PROMPT:
Return nothing but the lines from the line with "What's the underlying" through the last line of the entries that follow, copied exactly and free of pictures.
● ● ● ●
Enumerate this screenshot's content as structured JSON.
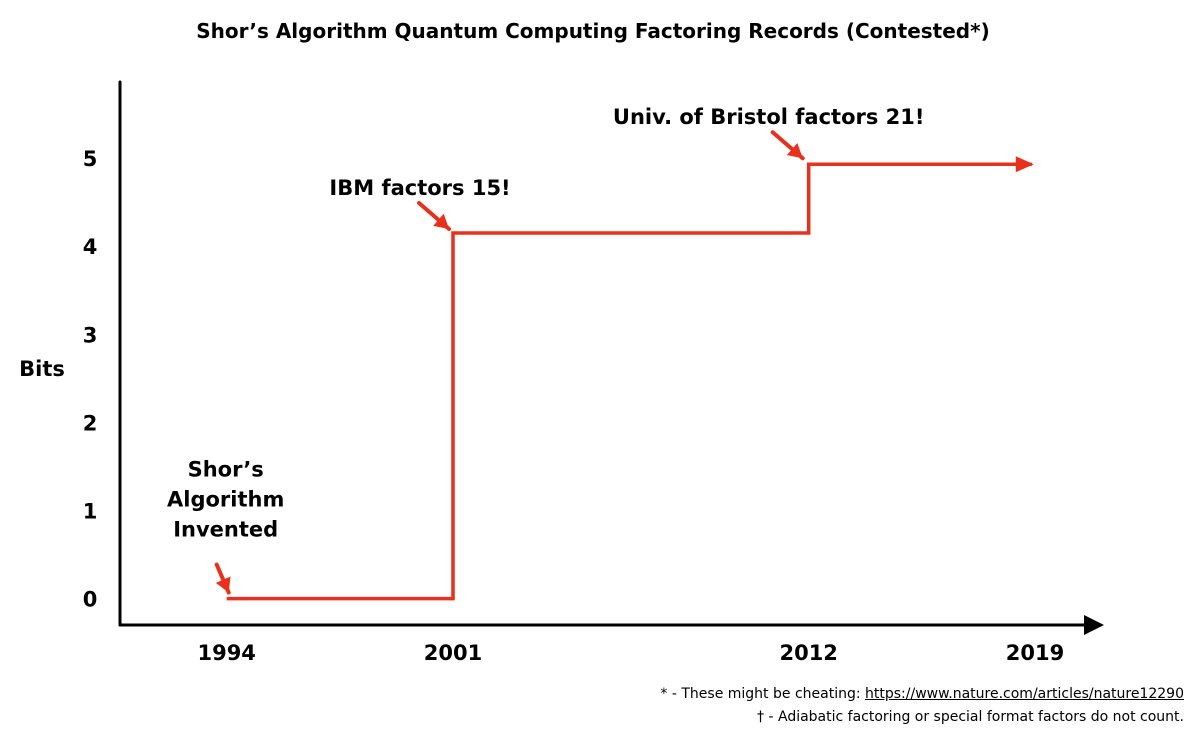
{
  "chart_data": {
    "type": "line",
    "step": true,
    "title": "Shor’s Algorithm Quantum Computing Factoring Records (Contested*)",
    "ylabel": "Bits",
    "xlabel": "",
    "x_ticks": [
      1994,
      2001,
      2012,
      2019
    ],
    "y_ticks": [
      0,
      1,
      2,
      3,
      4,
      5
    ],
    "xlim": [
      1990.7,
      2020.7
    ],
    "ylim": [
      -0.3,
      5.75
    ],
    "grid": false,
    "series": [
      {
        "color": "#e8301c",
        "points": [
          {
            "x": 1994,
            "y": 0
          },
          {
            "x": 2001,
            "y": 0
          },
          {
            "x": 2001,
            "y": 4.15
          },
          {
            "x": 2012,
            "y": 4.15
          },
          {
            "x": 2012,
            "y": 4.93
          },
          {
            "x": 2018.9,
            "y": 4.93
          }
        ],
        "end_arrow": true
      }
    ],
    "annotations": [
      {
        "text": [
          "Shor’s",
          "Algorithm",
          "Invented"
        ],
        "x": 1994,
        "y": 0
      },
      {
        "text": [
          "IBM factors 15!"
        ],
        "x": 2001,
        "y": 4.15
      },
      {
        "text": [
          "Univ. of Bristol factors 21!"
        ],
        "x": 2012,
        "y": 4.93
      }
    ]
  },
  "footnotes": {
    "line1_prefix": "* - These might be cheating: ",
    "line1_link": "https://www.nature.com/articles/nature12290",
    "line2": "† - Adiabatic factoring or special format factors do not count."
  },
  "colors": {
    "accent": "#e8301c",
    "axis": "#000000"
  }
}
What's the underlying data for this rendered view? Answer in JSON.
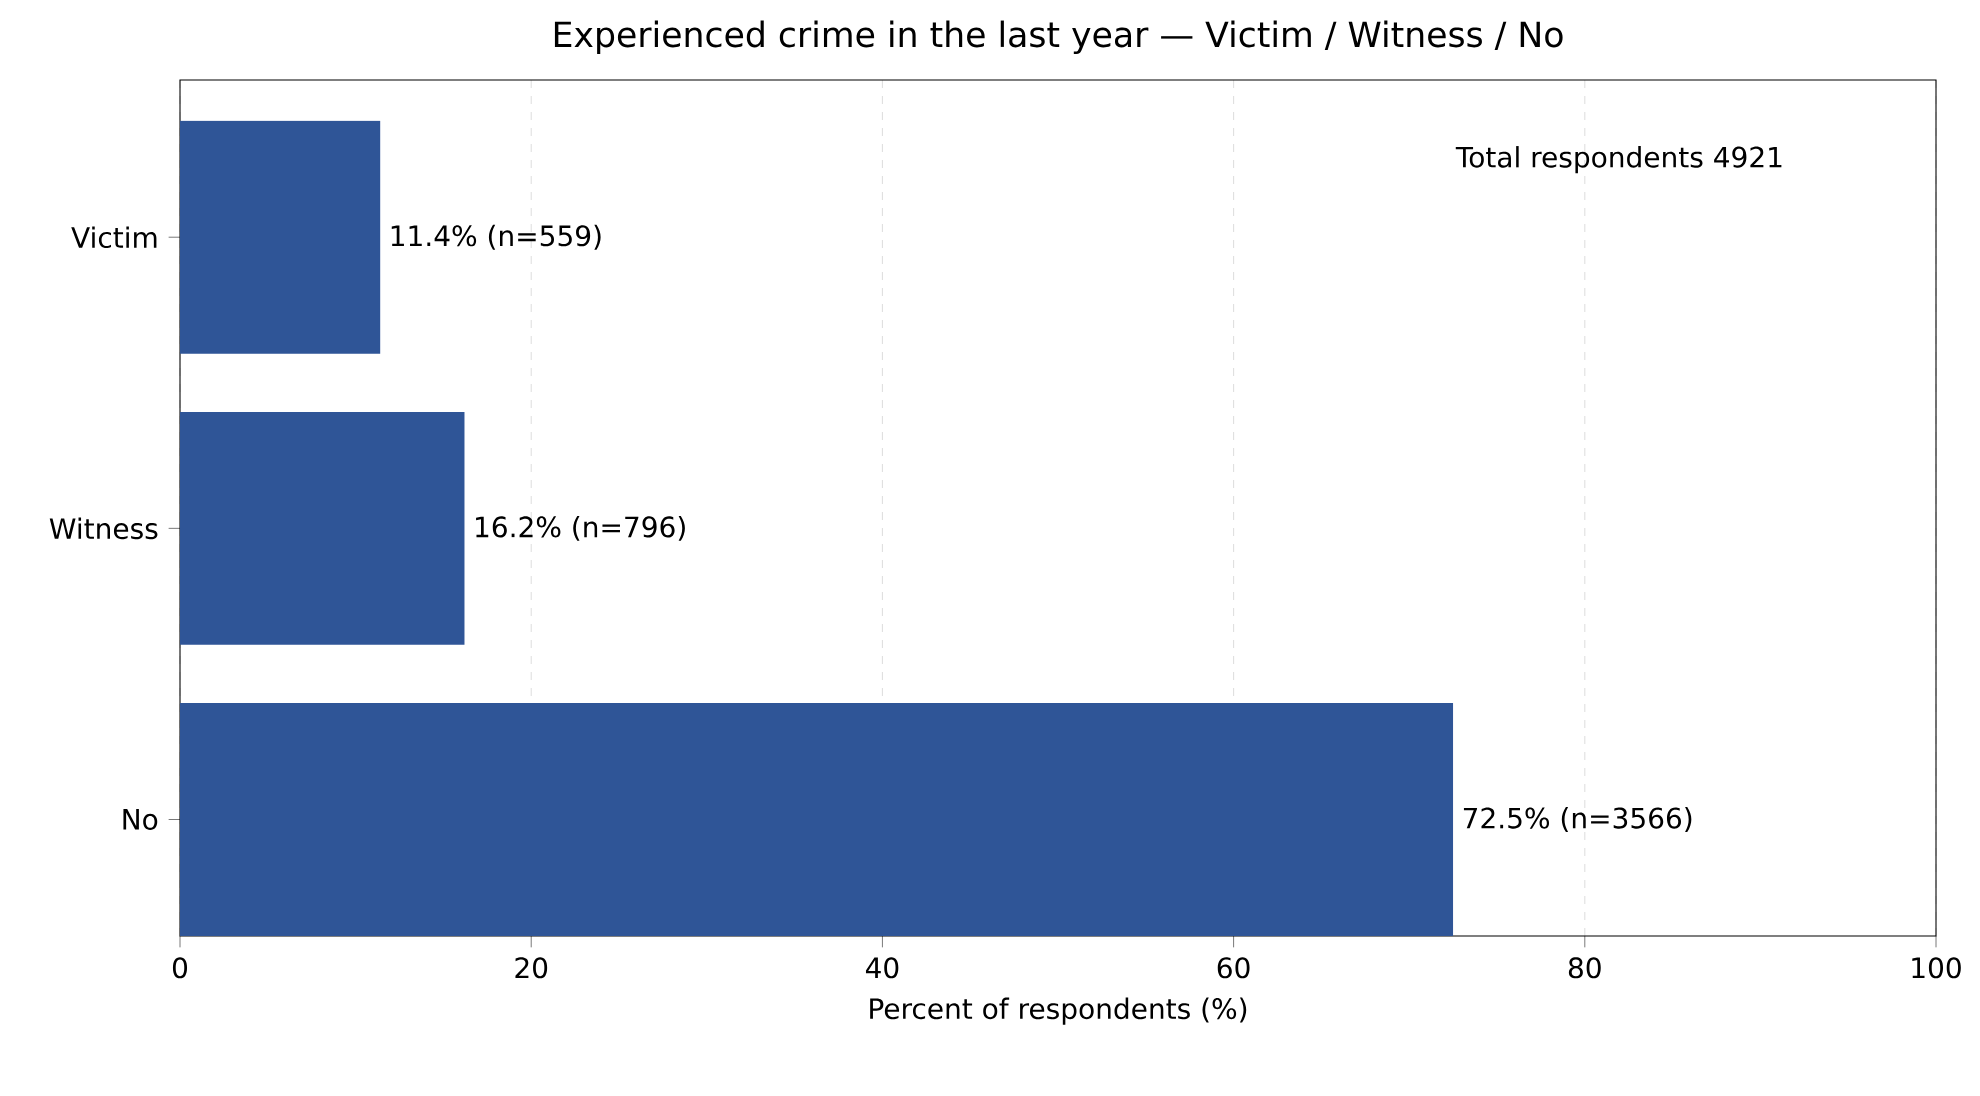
{
  "chart_data": {
    "type": "bar",
    "orientation": "horizontal",
    "title": "Experienced crime in the last year — Victim / Witness / No",
    "xlabel": "Percent of respondents (%)",
    "categories": [
      "Victim",
      "Witness",
      "No"
    ],
    "values": [
      11.4,
      16.2,
      72.5
    ],
    "value_labels": [
      "11.4% (n=559)",
      "16.2% (n=796)",
      "72.5% (n=3566)"
    ],
    "color": "#2f5597",
    "xlim": [
      0,
      100
    ],
    "xticks": [
      0,
      20,
      40,
      60,
      80,
      100
    ],
    "grid": "x",
    "annotations": [
      "Total respondents 4921"
    ]
  }
}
● ● ● ●
RESULT OF THIS TASK:
What's the underlying data for this rendered view? Answer in JSON.
{
  "chart_data": {
    "type": "bar",
    "orientation": "horizontal",
    "title": "Experienced crime in the last year — Victim / Witness / No",
    "xlabel": "Percent of respondents (%)",
    "categories": [
      "Victim",
      "Witness",
      "No"
    ],
    "values": [
      11.4,
      16.2,
      72.5
    ],
    "value_labels": [
      "11.4% (n=559)",
      "16.2% (n=796)",
      "72.5% (n=3566)"
    ],
    "color": "#2f5597",
    "xlim": [
      0,
      100
    ],
    "xticks": [
      0,
      20,
      40,
      60,
      80,
      100
    ],
    "grid": "x",
    "annotations": [
      "Total respondents 4921"
    ]
  }
}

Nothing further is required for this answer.